Instructions to follow:
Without altering anything, repeat each of the records.

Data for this exercise:
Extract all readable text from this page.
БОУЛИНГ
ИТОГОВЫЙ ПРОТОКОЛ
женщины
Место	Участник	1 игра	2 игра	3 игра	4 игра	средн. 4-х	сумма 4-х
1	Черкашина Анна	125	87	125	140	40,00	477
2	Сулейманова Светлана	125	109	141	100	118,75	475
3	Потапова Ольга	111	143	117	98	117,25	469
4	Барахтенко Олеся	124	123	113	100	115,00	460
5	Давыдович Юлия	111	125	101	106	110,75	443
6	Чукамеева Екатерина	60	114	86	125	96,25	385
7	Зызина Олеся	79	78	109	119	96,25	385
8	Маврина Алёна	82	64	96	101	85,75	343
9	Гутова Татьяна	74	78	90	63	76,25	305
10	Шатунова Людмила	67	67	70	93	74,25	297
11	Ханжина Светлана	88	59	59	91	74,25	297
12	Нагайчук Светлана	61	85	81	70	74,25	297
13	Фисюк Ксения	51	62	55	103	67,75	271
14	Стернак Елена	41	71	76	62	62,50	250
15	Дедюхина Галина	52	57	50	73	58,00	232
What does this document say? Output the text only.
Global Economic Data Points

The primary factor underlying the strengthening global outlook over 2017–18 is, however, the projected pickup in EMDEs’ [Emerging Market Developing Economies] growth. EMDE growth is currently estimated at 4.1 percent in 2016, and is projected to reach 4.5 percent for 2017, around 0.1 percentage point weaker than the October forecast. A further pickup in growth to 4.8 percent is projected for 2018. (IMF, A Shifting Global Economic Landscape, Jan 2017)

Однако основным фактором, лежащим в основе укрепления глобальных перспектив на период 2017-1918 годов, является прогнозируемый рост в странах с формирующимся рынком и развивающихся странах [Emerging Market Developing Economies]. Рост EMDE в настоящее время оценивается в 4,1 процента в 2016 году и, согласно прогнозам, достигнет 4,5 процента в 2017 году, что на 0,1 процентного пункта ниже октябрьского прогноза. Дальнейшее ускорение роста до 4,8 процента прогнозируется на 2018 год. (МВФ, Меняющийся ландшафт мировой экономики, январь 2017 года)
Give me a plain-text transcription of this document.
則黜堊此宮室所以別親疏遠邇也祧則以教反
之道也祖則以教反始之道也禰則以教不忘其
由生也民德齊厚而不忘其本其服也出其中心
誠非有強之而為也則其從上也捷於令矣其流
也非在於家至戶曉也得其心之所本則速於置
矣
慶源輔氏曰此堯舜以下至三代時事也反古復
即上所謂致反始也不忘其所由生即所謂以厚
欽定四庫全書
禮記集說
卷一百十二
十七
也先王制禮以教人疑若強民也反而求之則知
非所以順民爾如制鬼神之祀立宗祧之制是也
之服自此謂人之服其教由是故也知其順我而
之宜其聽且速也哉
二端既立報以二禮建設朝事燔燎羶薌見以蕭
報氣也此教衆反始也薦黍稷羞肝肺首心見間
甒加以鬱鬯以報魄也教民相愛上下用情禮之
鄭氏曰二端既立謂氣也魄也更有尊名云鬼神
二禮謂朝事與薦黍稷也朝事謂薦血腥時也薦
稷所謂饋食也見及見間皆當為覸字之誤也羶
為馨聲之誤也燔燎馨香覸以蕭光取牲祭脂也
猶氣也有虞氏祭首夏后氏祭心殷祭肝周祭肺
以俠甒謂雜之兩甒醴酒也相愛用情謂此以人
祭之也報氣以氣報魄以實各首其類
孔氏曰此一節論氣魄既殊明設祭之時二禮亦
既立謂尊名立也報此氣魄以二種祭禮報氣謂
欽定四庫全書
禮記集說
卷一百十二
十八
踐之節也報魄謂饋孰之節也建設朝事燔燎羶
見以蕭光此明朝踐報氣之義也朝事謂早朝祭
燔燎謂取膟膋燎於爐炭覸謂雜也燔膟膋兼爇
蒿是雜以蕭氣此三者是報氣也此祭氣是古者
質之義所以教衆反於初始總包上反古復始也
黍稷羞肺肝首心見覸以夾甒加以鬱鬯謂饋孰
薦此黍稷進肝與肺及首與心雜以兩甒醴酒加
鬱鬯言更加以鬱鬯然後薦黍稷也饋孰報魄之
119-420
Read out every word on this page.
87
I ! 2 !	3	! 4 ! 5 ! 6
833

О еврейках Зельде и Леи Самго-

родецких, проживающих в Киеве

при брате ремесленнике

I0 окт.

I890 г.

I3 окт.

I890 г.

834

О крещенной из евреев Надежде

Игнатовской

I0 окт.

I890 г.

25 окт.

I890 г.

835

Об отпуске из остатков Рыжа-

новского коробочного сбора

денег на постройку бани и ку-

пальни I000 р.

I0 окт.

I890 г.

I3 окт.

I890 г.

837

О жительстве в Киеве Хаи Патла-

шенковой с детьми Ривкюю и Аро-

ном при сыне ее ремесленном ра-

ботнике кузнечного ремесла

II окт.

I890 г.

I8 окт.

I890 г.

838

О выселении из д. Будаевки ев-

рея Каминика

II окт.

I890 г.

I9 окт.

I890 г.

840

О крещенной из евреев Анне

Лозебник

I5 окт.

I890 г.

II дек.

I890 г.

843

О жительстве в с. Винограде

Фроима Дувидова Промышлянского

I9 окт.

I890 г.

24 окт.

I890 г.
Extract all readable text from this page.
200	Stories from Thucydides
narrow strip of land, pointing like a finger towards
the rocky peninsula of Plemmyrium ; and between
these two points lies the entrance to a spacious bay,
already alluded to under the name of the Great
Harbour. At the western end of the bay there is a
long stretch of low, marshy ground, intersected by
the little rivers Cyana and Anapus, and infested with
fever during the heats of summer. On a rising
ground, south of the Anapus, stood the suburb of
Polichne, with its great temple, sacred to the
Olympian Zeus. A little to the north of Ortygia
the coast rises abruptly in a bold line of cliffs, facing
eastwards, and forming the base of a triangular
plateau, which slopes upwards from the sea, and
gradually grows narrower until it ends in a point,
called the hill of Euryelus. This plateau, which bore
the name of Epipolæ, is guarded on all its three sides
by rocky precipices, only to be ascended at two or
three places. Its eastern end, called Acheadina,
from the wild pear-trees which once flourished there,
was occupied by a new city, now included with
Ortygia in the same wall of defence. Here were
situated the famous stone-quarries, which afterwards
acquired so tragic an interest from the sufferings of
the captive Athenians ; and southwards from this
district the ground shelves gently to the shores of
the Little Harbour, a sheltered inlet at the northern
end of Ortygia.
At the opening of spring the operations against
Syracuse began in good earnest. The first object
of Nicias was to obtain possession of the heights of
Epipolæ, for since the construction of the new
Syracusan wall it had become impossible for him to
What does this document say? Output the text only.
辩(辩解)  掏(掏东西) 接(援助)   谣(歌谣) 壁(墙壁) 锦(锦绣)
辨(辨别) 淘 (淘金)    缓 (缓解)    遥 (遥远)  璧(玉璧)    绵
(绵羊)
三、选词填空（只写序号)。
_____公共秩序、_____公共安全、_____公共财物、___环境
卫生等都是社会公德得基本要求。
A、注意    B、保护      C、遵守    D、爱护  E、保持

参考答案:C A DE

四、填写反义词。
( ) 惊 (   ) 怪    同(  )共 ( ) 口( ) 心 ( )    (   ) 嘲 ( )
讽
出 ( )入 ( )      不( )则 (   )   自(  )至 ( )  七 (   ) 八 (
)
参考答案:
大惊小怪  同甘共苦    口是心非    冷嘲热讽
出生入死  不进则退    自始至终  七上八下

Written solution:
Extract all readable text from this page.
БОУЛИНГ
ИТОГОВЫЙ ПРОТОКОЛ
женщины
Место	Участник	1 игра	2 игра	3 игра	4 игра	средн. 4-х	сумма 4-х
1	Черкашина Анна	125	87	125	140	40,00	477
2	Сулейманова Светлана	125	109	141	100	118,75	475
3	Потапова Ольга	111	143	117	98	117,25	469
4	Барахтенко Олеся	124	123	113	100	115,00	460
5	Давыдович Юлия	111	125	101	106	110,75	443
6	Чукамеева Екатерина	60	114	86	125	96,25	385
7	Зызина Олеся	79	78	109	119	96,25	385
8	Маврина Алёна	82	64	96	101	85,75	343
9	Гутова Татьяна	74	78	90	63	76,25	305
10	Шатунова Людмила	67	67	70	93	74,25	297
11	Ханжина Светлана	88	59	59	91	74,25	297
12	Нагайчук Светлана	61	85	81	70	74,25	297
13	Фисюк Ксения	51	62	55	103	67,75	271
14	Стернак Елена	41	71	76	62	62,50	250
15	Дедюхина Галина	52	57	50	73	58,00	232
What does this document say? Output the text only.
Global Economic Data Points

The primary factor underlying the strengthening global outlook over 2017–18 is, however, the projected pickup in EMDEs’ [Emerging Market Developing Economies] growth. EMDE growth is currently estimated at 4.1 percent in 2016, and is projected to reach 4.5 percent for 2017, around 0.1 percentage point weaker than the October forecast. A further pickup in growth to 4.8 percent is projected for 2018. (IMF, A Shifting Global Economic Landscape, Jan 2017)

Однако основным фактором, лежащим в основе укрепления глобальных перспектив на период 2017-1918 годов, является прогнозируемый рост в странах с формирующимся рынком и развивающихся странах [Emerging Market Developing Economies]. Рост EMDE в настоящее время оценивается в 4,1 процента в 2016 году и, согласно прогнозам, достигнет 4,5 процента в 2017 году, что на 0,1 процентного пункта ниже октябрьского прогноза. Дальнейшее ускорение роста до 4,8 процента прогнозируется на 2018 год. (МВФ, Меняющийся ландшафт мировой экономики, январь 2017 года)
Give me a plain-text transcription of this document.
則黜堊此宮室所以別親疏遠邇也祧則以教反
之道也祖則以教反始之道也禰則以教不忘其
由生也民德齊厚而不忘其本其服也出其中心
誠非有強之而為也則其從上也捷於令矣其流
也非在於家至戶曉也得其心之所本則速於置
矣
慶源輔氏曰此堯舜以下至三代時事也反古復
即上所謂致反始也不忘其所由生即所謂以厚
欽定四庫全書
禮記集說
卷一百十二
十七
也先王制禮以教人疑若強民也反而求之則知
非所以順民爾如制鬼神之祀立宗祧之制是也
之服自此謂人之服其教由是故也知其順我而
之宜其聽且速也哉
二端既立報以二禮建設朝事燔燎羶薌見以蕭
報氣也此教衆反始也薦黍稷羞肝肺首心見間
甒加以鬱鬯以報魄也教民相愛上下用情禮之
鄭氏曰二端既立謂氣也魄也更有尊名云鬼神
二禮謂朝事與薦黍稷也朝事謂薦血腥時也薦
稷所謂饋食也見及見間皆當為覸字之誤也羶
為馨聲之誤也燔燎馨香覸以蕭光取牲祭脂也
猶氣也有虞氏祭首夏后氏祭心殷祭肝周祭肺
以俠甒謂雜之兩甒醴酒也相愛用情謂此以人
祭之也報氣以氣報魄以實各首其類
孔氏曰此一節論氣魄既殊明設祭之時二禮亦
既立謂尊名立也報此氣魄以二種祭禮報氣謂
欽定四庫全書
禮記集說
卷一百十二
十八
踐之節也報魄謂饋孰之節也建設朝事燔燎羶
見以蕭光此明朝踐報氣之義也朝事謂早朝祭
燔燎謂取膟膋燎於爐炭覸謂雜也燔膟膋兼爇
蒿是雜以蕭氣此三者是報氣也此祭氣是古者
質之義所以教衆反於初始總包上反古復始也
黍稷羞肺肝首心見覸以夾甒加以鬱鬯謂饋孰
薦此黍稷進肝與肺及首與心雜以兩甒醴酒加
鬱鬯言更加以鬱鬯然後薦黍稷也饋孰報魄之
119-420
Read out every word on this page.
87
I ! 2 !	3	! 4 ! 5 ! 6
833

О еврейках Зельде и Леи Самго-

родецких, проживающих в Киеве

при брате ремесленнике

I0 окт.

I890 г.

I3 окт.

I890 г.

834

О крещенной из евреев Надежде

Игнатовской

I0 окт.

I890 г.

25 окт.

I890 г.

835

Об отпуске из остатков Рыжа-

новского коробочного сбора

денег на постройку бани и ку-

пальни I000 р.

I0 окт.

I890 г.

I3 окт.

I890 г.

837

О жительстве в Киеве Хаи Патла-

шенковой с детьми Ривкюю и Аро-

ном при сыне ее ремесленном ра-

ботнике кузнечного ремесла

II окт.

I890 г.

I8 окт.

I890 г.

838

О выселении из д. Будаевки ев-

рея Каминика

II окт.

I890 г.

I9 окт.

I890 г.

840

О крещенной из евреев Анне

Лозебник

I5 окт.

I890 г.

II дек.

I890 г.

843

О жительстве в с. Винограде

Фроима Дувидова Промышлянского

I9 окт.

I890 г.

24 окт.

I890 г.
Extract all readable text from this page.
200	Stories from Thucydides
narrow strip of land, pointing like a finger towards
the rocky peninsula of Plemmyrium ; and between
these two points lies the entrance to a spacious bay,
already alluded to under the name of the Great
Harbour. At the western end of the bay there is a
long stretch of low, marshy ground, intersected by
the little rivers Cyana and Anapus, and infested with
fever during the heats of summer. On a rising
ground, south of the Anapus, stood the suburb of
Polichne, with its great temple, sacred to the
Olympian Zeus. A little to the north of Ortygia
the coast rises abruptly in a bold line of cliffs, facing
eastwards, and forming the base of a triangular
plateau, which slopes upwards from the sea, and
gradually grows narrower until it ends in a point,
called the hill of Euryelus. This plateau, which bore
the name of Epipolæ, is guarded on all its three sides
by rocky precipices, only to be ascended at two or
three places. Its eastern end, called Acheadina,
from the wild pear-trees which once flourished there,
was occupied by a new city, now included with
Ortygia in the same wall of defence. Here were
situated the famous stone-quarries, which afterwards
acquired so tragic an interest from the sufferings of
the captive Athenians ; and southwards from this
district the ground shelves gently to the shores of
the Little Harbour, a sheltered inlet at the northern
end of Ortygia.
At the opening of spring the operations against
Syracuse began in good earnest. The first object
of Nicias was to obtain possession of the heights of
Epipolæ, for since the construction of the new
Syracusan wall it had become impossible for him to
What does this document say? Output the text only.
辩(辩解)  掏(掏东西) 接(援助)   谣(歌谣) 壁(墙壁) 锦(锦绣)
辨(辨别) 淘 (淘金)    缓 (缓解)    遥 (遥远)  璧(玉璧)    绵
(绵羊)
三、选词填空（只写序号)。
_____公共秩序、_____公共安全、_____公共财物、___环境
卫生等都是社会公德得基本要求。
A、注意    B、保护      C、遵守    D、爱护  E、保持

参考答案:C A DE

四、填写反义词。
( ) 惊 (   ) 怪    同(  )共 ( ) 口( ) 心 ( )    (   ) 嘲 ( )
讽
出 ( )入 ( )      不( )则 (   )   自(  )至 ( )  七 (   ) 八 (
)
参考答案:
大惊小怪  同甘共苦    口是心非    冷嘲热讽
出生入死  不进则退    自始至终  七上八下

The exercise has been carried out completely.